TO DO: Below are some entries. Work out how many of their lines hold the word "false", and write that number alone.

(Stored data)
==================================================

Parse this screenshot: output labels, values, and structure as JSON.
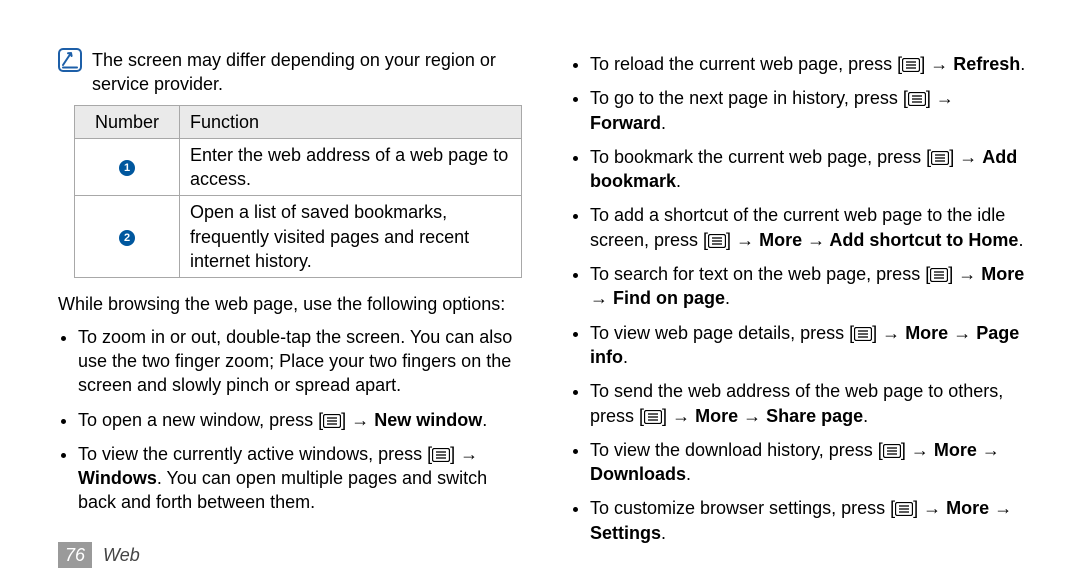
{
  "note": {
    "text": "The screen may differ depending on your region or service provider."
  },
  "table": {
    "headers": {
      "number": "Number",
      "function": "Function"
    },
    "rows": [
      {
        "num": "1",
        "func": "Enter the web address of a web page to access."
      },
      {
        "num": "2",
        "func": "Open a list of saved bookmarks, frequently visited pages and recent internet history."
      }
    ]
  },
  "intro": "While browsing the web page, use the following options:",
  "left_bullets": {
    "b1": {
      "text": "To zoom in or out, double-tap the screen. You can also use the two finger zoom; Place your two fingers on the screen and slowly pinch or spread apart."
    },
    "b2": {
      "pre": "To open a new window, press [",
      "arrow": "→",
      "bold": "New window",
      "post": "."
    },
    "b3": {
      "pre": "To view the currently active windows, press [",
      "arrow": "→",
      "bold": "Windows",
      "tail": ". You can open multiple pages and switch back and forth between them."
    }
  },
  "right_bullets": {
    "r1": {
      "pre": "To reload the current web page, press [",
      "arrow": "→",
      "bold": "Refresh",
      "post": "."
    },
    "r2": {
      "pre": "To go to the next page in history, press [",
      "arrow": "→",
      "bold": "Forward",
      "post": "."
    },
    "r3": {
      "pre": "To bookmark the current web page, press [",
      "arrow": "→",
      "bold": "Add bookmark",
      "post": "."
    },
    "r4": {
      "pre": "To add a shortcut of the current web page to the idle screen, press [",
      "arrow": "→",
      "bold": "More → Add shortcut to Home",
      "post": "."
    },
    "r5": {
      "pre": "To search for text on the web page, press [",
      "arrow": "→",
      "bold1": "More",
      "arrow2": "→",
      "bold2": "Find on page",
      "post": "."
    },
    "r6": {
      "pre": "To view web page details, press [",
      "arrow": "→",
      "bold1": "More",
      "arrow2": "→",
      "bold2": "Page info",
      "post": "."
    },
    "r7": {
      "pre": "To send the web address of the web page to others, press [",
      "arrow": "→",
      "bold": "More → Share page",
      "post": "."
    },
    "r8": {
      "pre": "To view the download history, press [",
      "arrow": "→",
      "bold1": "More",
      "arrow2": "→",
      "bold2": "Downloads",
      "post": "."
    },
    "r9": {
      "pre": "To customize browser settings, press [",
      "arrow": "→",
      "bold1": "More",
      "arrow2": "→",
      "bold2": "Settings",
      "post": "."
    }
  },
  "footer": {
    "page": "76",
    "section": "Web"
  },
  "bracket_close": "]"
}
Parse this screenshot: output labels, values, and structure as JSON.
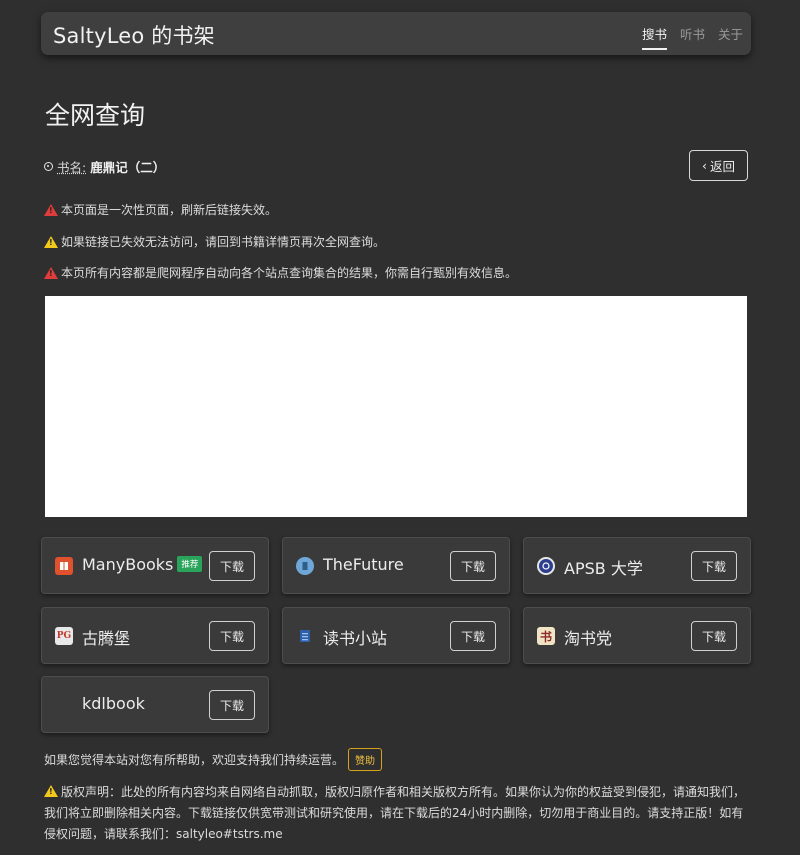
{
  "header": {
    "brand": "SaltyLeo 的书架",
    "nav": [
      {
        "label": "搜书",
        "active": true
      },
      {
        "label": "听书",
        "active": false
      },
      {
        "label": "关于",
        "active": false
      }
    ]
  },
  "page": {
    "title": "全网查询",
    "book_label": "书名:",
    "book_name": "鹿鼎记（二）",
    "back_label": "返回"
  },
  "notices": [
    {
      "level": "red",
      "text": "本页面是一次性页面，刷新后链接失效。"
    },
    {
      "level": "yellow",
      "text": "如果链接已失效无法访问，请回到书籍详情页再次全网查询。"
    },
    {
      "level": "red",
      "text": "本页所有内容都是爬网程序自动向各个站点查询集合的结果，你需自行甄别有效信息。"
    }
  ],
  "sources": [
    {
      "name": "ManyBooks",
      "badge": "推荐",
      "icon": "manybooks-icon",
      "icon_color": "#e0512e",
      "icon_glyph": "▮▮",
      "download": "下载"
    },
    {
      "name": "TheFuture",
      "badge": "",
      "icon": "thefuture-icon",
      "icon_color": "#6fa8d8",
      "icon_glyph": "▯",
      "download": "下载"
    },
    {
      "name": "APSB 大学",
      "badge": "",
      "icon": "apsb-icon",
      "icon_color": "#2c3e8f",
      "icon_glyph": "◉",
      "download": "下载"
    },
    {
      "name": "古腾堡",
      "badge": "",
      "icon": "gutenberg-icon",
      "icon_color": "#e8e8e8",
      "icon_glyph": "PG",
      "download": "下载"
    },
    {
      "name": "读书小站",
      "badge": "",
      "icon": "dushu-icon",
      "icon_color": "#2f5fa8",
      "icon_glyph": "≡",
      "download": "下载"
    },
    {
      "name": "淘书党",
      "badge": "",
      "icon": "taoshudang-icon",
      "icon_color": "#f1e4c4",
      "icon_glyph": "书",
      "download": "下载"
    },
    {
      "name": "kdlbook",
      "badge": "",
      "icon": "",
      "icon_color": "",
      "icon_glyph": "",
      "download": "下载"
    }
  ],
  "footer": {
    "support_text": "如果您觉得本站对您有所帮助，欢迎支持我们持续运营。",
    "sponsor_label": "赞助",
    "copyright_text": "版权声明：此处的所有内容均来自网络自动抓取，版权归原作者和相关版权方所有。如果你认为你的权益受到侵犯，请通知我们，我们将立即删除相关内容。下载链接仅供宽带测试和研究使用，请在下载后的24小时内删除，切勿用于商业目的。请支持正版！如有侵权问题，请联系我们：saltyleo#tstrs.me"
  },
  "colors": {
    "background": "#2f2f2f",
    "navbar": "#3f3f3f",
    "card": "#3a3a3a",
    "badge_green": "#2aa45b",
    "warn_red": "#e03c3c",
    "warn_yellow": "#f2c81c",
    "sponsor_gold": "#d6a31d"
  }
}
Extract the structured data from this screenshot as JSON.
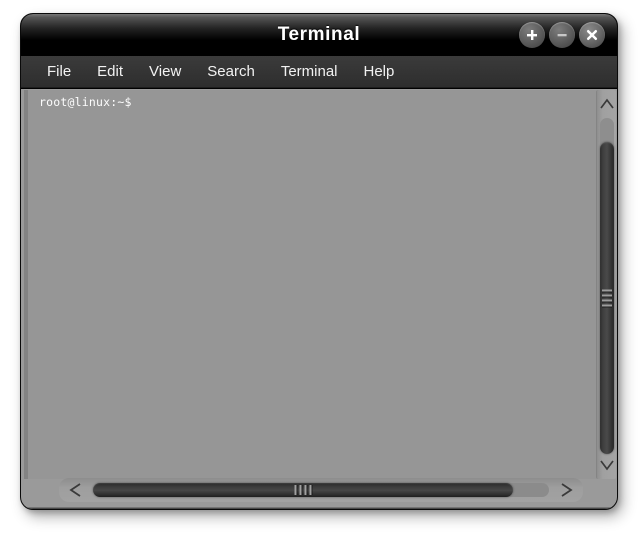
{
  "window": {
    "title": "Terminal",
    "controls": [
      {
        "name": "maximize-button",
        "glyph": "plus",
        "label": "+"
      },
      {
        "name": "minimize-button",
        "glyph": "minus",
        "label": "–"
      },
      {
        "name": "close-button",
        "glyph": "x",
        "label": "✕"
      }
    ]
  },
  "menubar": {
    "items": [
      {
        "label": "File"
      },
      {
        "label": "Edit"
      },
      {
        "label": "View"
      },
      {
        "label": "Search"
      },
      {
        "label": "Terminal"
      },
      {
        "label": "Help"
      }
    ]
  },
  "terminal": {
    "prompt": "root@linux:~$",
    "lines": [
      "root@linux:~$"
    ],
    "background_color": "#969696",
    "text_color": "#fdfdfd"
  },
  "scrollbars": {
    "vertical": {
      "up_arrow_icon": "chevron-up-icon",
      "down_arrow_icon": "chevron-down-icon",
      "thumb_grip_lines": 4
    },
    "horizontal": {
      "left_arrow_icon": "chevron-left-icon",
      "right_arrow_icon": "chevron-right-icon",
      "thumb_grip_lines": 4
    }
  },
  "theme": {
    "titlebar_top": "#777777",
    "titlebar_bottom": "#000000",
    "menubar": "#343434",
    "frame": "#9a9a9a",
    "desktop": "#ffffff"
  }
}
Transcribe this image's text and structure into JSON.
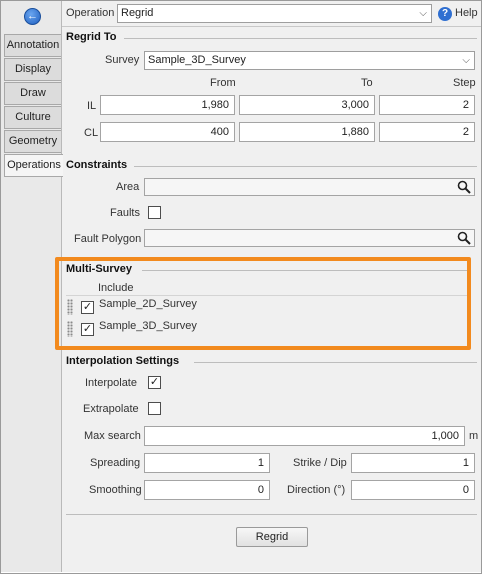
{
  "sidebar": {
    "back_icon": "back-arrow-icon",
    "tabs": [
      {
        "label": "Annotation"
      },
      {
        "label": "Display"
      },
      {
        "label": "Draw"
      },
      {
        "label": "Culture"
      },
      {
        "label": "Geometry"
      },
      {
        "label": "Operations",
        "active": true
      }
    ]
  },
  "header": {
    "operation_label": "Operation",
    "operation_value": "Regrid",
    "help_label": "Help"
  },
  "regrid_to": {
    "title": "Regrid To",
    "survey_label": "Survey",
    "survey_value": "Sample_3D_Survey",
    "col_from": "From",
    "col_to": "To",
    "col_step": "Step",
    "il_label": "IL",
    "il_from": "1,980",
    "il_to": "3,000",
    "il_step": "2",
    "cl_label": "CL",
    "cl_from": "400",
    "cl_to": "1,880",
    "cl_step": "2"
  },
  "constraints": {
    "title": "Constraints",
    "area_label": "Area",
    "area_value": "",
    "faults_label": "Faults",
    "faults_checked": false,
    "fault_polygon_label": "Fault Polygon",
    "fault_polygon_value": ""
  },
  "multi_survey": {
    "title": "Multi-Survey",
    "include_header": "Include",
    "rows": [
      {
        "label": "Sample_2D_Survey",
        "checked": true
      },
      {
        "label": "Sample_3D_Survey",
        "checked": true
      }
    ],
    "highlight_color": "#f28a1e"
  },
  "interpolation": {
    "title": "Interpolation Settings",
    "interpolate_label": "Interpolate",
    "interpolate_checked": true,
    "extrapolate_label": "Extrapolate",
    "extrapolate_checked": false,
    "max_search_label": "Max search",
    "max_search_value": "1,000",
    "max_search_unit": "m",
    "spreading_label": "Spreading",
    "spreading_value": "1",
    "strike_dip_label": "Strike / Dip",
    "strike_dip_value": "1",
    "smoothing_label": "Smoothing",
    "smoothing_value": "0",
    "direction_label": "Direction (°)",
    "direction_value": "0"
  },
  "actions": {
    "regrid_button": "Regrid"
  },
  "check_glyph": "✓"
}
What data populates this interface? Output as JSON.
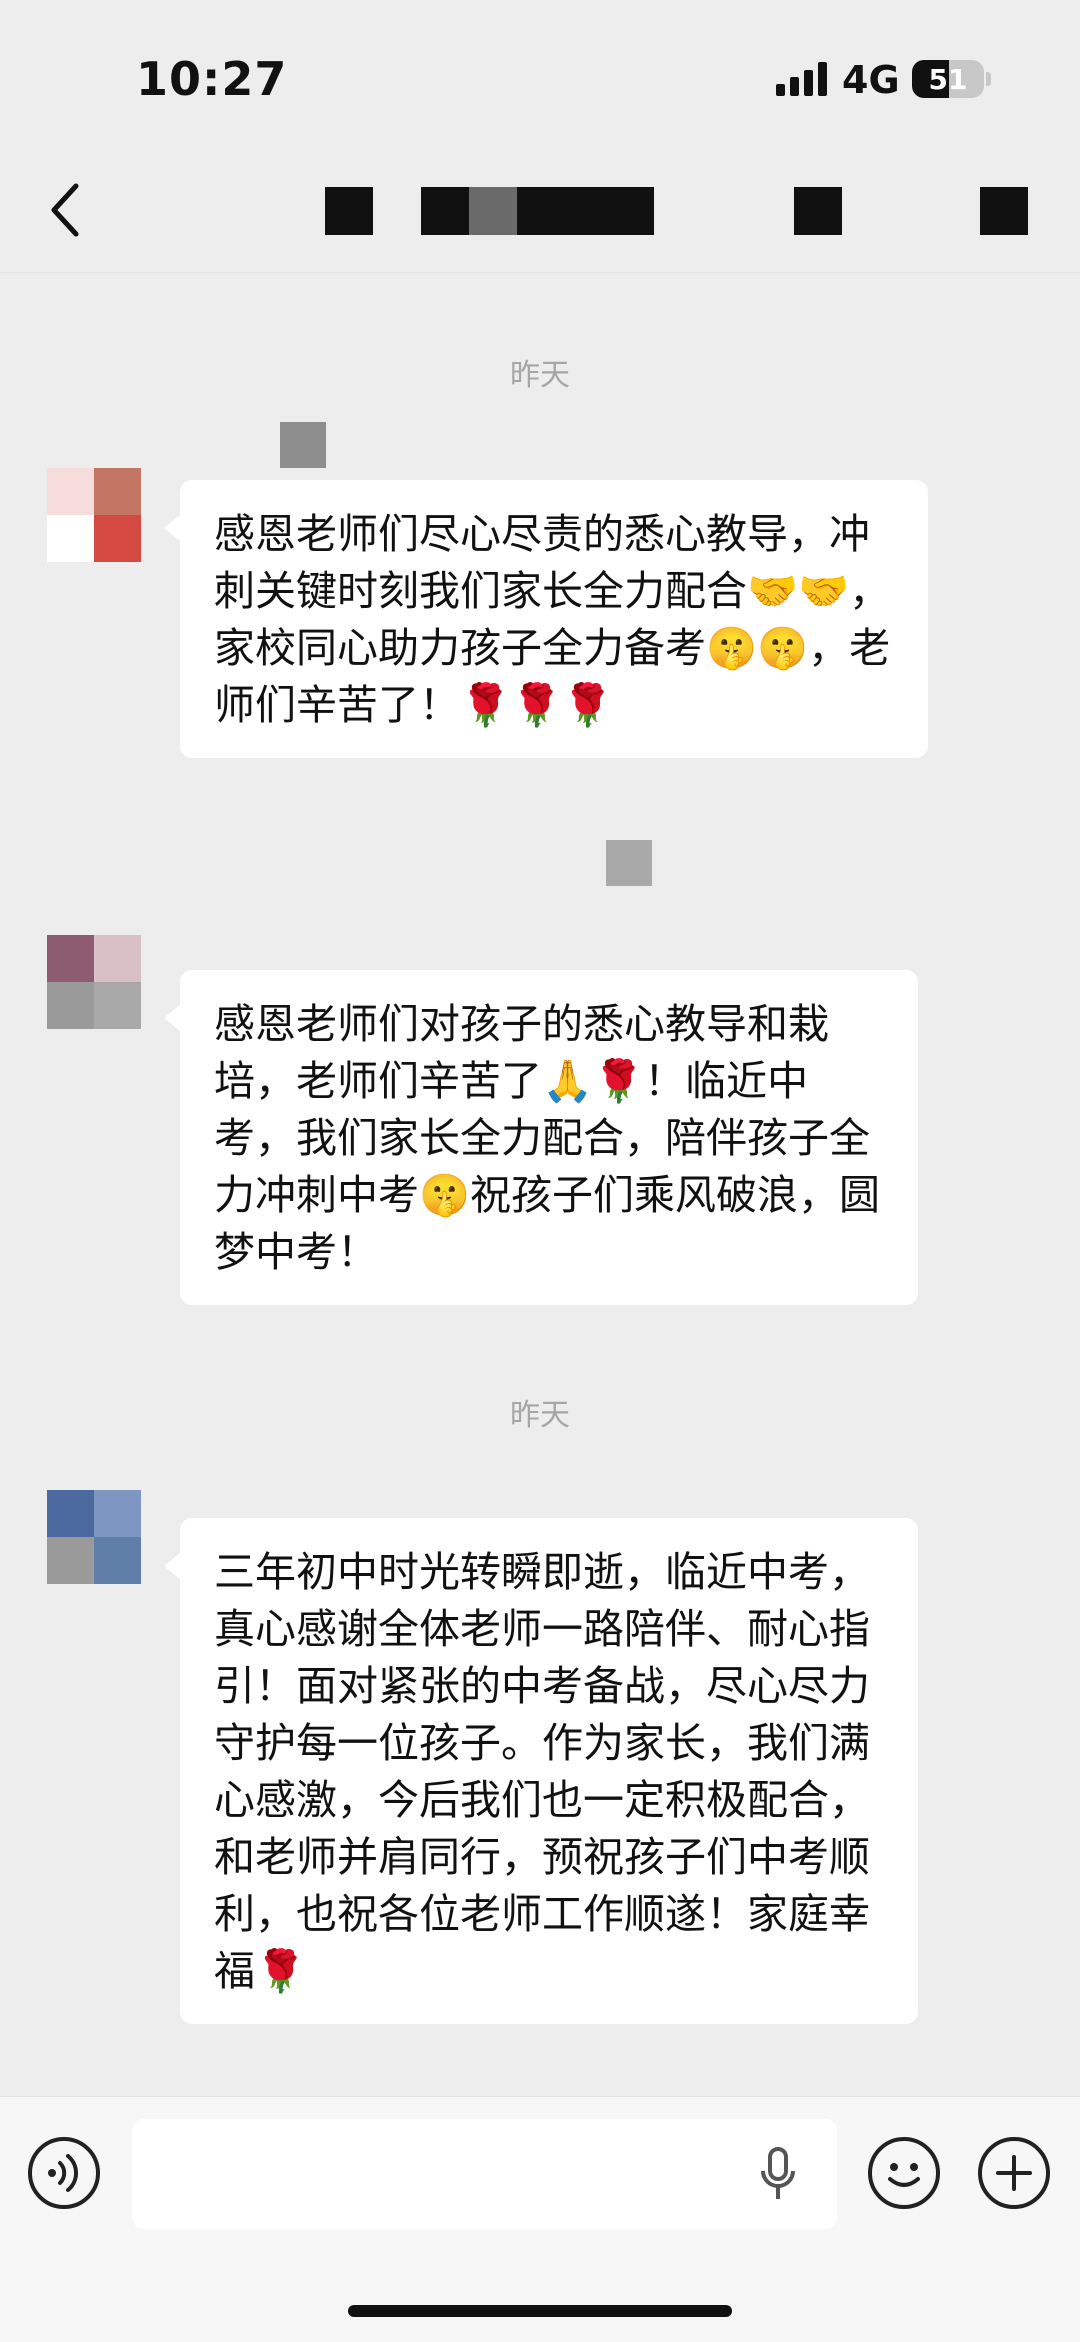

==================================================

FULL RESPONSE: 4